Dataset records
++++++

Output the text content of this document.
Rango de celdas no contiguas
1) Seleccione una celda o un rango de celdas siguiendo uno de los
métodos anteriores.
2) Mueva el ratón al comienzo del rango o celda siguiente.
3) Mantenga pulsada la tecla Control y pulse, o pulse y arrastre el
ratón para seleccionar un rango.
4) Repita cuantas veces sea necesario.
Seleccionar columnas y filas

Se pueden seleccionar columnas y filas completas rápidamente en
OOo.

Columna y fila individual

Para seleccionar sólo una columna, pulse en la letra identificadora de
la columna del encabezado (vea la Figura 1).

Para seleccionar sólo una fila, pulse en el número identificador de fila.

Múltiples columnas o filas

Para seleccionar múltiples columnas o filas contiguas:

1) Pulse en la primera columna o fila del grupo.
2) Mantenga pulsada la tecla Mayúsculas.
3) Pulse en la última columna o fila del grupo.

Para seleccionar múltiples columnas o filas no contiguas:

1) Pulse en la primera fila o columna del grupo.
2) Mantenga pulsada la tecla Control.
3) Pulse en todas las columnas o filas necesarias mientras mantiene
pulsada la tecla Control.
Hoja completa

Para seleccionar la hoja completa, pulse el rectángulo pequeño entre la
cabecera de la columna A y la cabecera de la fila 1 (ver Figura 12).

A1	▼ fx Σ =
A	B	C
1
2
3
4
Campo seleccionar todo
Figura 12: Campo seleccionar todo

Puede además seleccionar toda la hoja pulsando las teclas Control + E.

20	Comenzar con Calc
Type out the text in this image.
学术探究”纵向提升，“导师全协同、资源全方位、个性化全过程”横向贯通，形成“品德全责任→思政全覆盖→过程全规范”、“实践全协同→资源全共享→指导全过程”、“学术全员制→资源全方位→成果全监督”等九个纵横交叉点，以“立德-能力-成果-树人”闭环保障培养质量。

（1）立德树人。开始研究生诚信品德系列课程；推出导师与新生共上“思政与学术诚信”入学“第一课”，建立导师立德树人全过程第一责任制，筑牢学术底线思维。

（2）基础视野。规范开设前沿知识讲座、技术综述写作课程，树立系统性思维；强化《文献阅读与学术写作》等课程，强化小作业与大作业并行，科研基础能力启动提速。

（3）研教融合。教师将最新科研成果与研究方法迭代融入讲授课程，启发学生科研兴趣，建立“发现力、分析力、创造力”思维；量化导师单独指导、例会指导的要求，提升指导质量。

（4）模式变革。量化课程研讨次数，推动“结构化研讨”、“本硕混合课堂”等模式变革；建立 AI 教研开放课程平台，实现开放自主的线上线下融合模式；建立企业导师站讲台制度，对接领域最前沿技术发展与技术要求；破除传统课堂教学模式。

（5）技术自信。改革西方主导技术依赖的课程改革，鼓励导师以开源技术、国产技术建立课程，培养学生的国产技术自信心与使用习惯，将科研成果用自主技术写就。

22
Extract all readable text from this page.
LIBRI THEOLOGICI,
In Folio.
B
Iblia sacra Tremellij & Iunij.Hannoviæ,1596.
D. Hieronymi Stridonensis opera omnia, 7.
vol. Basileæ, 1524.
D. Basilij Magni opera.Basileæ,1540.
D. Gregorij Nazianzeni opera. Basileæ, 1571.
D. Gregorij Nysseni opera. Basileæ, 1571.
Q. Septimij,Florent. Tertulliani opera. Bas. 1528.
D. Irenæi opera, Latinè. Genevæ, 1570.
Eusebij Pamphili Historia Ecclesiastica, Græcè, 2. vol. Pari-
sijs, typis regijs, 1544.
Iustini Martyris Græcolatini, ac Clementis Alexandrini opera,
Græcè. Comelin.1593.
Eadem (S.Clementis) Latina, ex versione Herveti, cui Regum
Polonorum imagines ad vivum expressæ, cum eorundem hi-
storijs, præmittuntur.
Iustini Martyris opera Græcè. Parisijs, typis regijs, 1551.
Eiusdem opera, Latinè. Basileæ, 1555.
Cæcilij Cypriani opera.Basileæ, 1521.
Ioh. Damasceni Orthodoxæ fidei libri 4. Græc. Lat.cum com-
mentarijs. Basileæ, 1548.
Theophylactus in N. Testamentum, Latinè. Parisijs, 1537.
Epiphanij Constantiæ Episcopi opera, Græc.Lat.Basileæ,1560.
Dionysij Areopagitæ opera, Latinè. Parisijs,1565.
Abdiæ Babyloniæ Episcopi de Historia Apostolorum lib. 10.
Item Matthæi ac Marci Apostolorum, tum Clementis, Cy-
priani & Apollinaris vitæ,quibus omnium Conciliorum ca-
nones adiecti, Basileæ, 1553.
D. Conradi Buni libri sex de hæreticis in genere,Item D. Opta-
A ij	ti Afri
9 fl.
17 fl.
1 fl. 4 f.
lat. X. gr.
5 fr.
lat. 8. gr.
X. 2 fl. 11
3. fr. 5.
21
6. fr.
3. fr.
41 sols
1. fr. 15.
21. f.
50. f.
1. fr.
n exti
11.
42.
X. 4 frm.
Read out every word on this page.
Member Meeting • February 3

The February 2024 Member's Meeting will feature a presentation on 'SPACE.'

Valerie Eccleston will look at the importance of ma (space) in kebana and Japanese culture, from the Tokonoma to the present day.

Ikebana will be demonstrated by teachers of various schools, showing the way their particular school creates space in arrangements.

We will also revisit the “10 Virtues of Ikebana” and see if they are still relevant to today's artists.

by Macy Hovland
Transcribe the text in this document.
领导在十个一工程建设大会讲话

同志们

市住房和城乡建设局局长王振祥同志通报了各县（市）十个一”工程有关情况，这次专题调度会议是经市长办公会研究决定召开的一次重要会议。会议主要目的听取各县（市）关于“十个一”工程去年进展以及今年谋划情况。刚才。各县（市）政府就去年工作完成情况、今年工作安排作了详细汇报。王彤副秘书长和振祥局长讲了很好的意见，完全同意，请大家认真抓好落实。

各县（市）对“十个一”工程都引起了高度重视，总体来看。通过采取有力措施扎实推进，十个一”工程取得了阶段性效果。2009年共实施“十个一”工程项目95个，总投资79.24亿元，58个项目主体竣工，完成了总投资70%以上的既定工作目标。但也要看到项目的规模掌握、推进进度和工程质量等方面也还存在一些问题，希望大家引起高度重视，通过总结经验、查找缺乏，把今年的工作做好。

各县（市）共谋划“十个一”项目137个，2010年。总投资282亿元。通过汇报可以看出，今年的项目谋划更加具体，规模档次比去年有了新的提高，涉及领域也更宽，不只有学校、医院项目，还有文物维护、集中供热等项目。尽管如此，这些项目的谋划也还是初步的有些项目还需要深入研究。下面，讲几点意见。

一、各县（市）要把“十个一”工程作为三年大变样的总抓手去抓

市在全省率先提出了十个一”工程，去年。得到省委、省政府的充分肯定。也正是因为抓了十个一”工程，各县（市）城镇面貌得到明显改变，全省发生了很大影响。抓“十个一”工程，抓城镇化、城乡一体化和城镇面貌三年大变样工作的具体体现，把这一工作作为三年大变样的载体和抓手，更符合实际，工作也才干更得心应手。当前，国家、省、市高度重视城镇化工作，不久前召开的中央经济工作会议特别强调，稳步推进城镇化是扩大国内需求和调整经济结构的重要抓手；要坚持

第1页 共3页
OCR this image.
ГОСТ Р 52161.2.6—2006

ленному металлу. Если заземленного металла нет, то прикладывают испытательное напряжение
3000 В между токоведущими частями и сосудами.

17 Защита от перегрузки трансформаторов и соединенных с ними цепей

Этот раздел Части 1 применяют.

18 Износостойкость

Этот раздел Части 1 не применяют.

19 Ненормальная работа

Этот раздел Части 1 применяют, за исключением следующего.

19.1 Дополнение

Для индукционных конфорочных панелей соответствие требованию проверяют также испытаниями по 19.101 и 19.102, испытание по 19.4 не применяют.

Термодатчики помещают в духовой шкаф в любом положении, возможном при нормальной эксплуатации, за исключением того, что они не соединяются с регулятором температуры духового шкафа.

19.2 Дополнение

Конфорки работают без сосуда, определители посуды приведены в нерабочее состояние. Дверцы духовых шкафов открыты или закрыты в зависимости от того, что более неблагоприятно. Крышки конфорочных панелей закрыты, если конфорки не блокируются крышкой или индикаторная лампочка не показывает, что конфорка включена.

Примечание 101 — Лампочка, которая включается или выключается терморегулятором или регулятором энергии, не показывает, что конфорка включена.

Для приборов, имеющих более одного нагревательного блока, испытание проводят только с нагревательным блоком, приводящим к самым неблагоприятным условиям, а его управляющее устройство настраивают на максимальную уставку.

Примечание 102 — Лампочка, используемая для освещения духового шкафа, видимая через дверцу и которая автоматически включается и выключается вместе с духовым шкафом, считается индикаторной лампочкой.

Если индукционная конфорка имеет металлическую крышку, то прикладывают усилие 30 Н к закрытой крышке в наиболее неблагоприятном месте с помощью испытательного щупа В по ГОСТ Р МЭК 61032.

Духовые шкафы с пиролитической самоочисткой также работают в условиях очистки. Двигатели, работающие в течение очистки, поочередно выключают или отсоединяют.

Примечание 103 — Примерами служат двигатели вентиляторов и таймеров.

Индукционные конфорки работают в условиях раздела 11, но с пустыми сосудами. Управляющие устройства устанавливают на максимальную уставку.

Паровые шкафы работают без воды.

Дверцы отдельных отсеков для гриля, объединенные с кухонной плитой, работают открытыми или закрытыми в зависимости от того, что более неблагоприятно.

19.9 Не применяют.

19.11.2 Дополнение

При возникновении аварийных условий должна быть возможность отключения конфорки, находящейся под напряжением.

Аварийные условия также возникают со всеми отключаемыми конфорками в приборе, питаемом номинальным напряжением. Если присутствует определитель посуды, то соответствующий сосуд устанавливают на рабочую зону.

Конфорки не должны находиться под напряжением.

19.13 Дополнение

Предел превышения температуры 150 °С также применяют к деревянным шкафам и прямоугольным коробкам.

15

++++++

Task requirements
In the listing, find each line with the string "primera" and copy it.

Written response
1) Pulse en la primera columna o fila del grupo.
1) Pulse en la primera fila o columna del grupo.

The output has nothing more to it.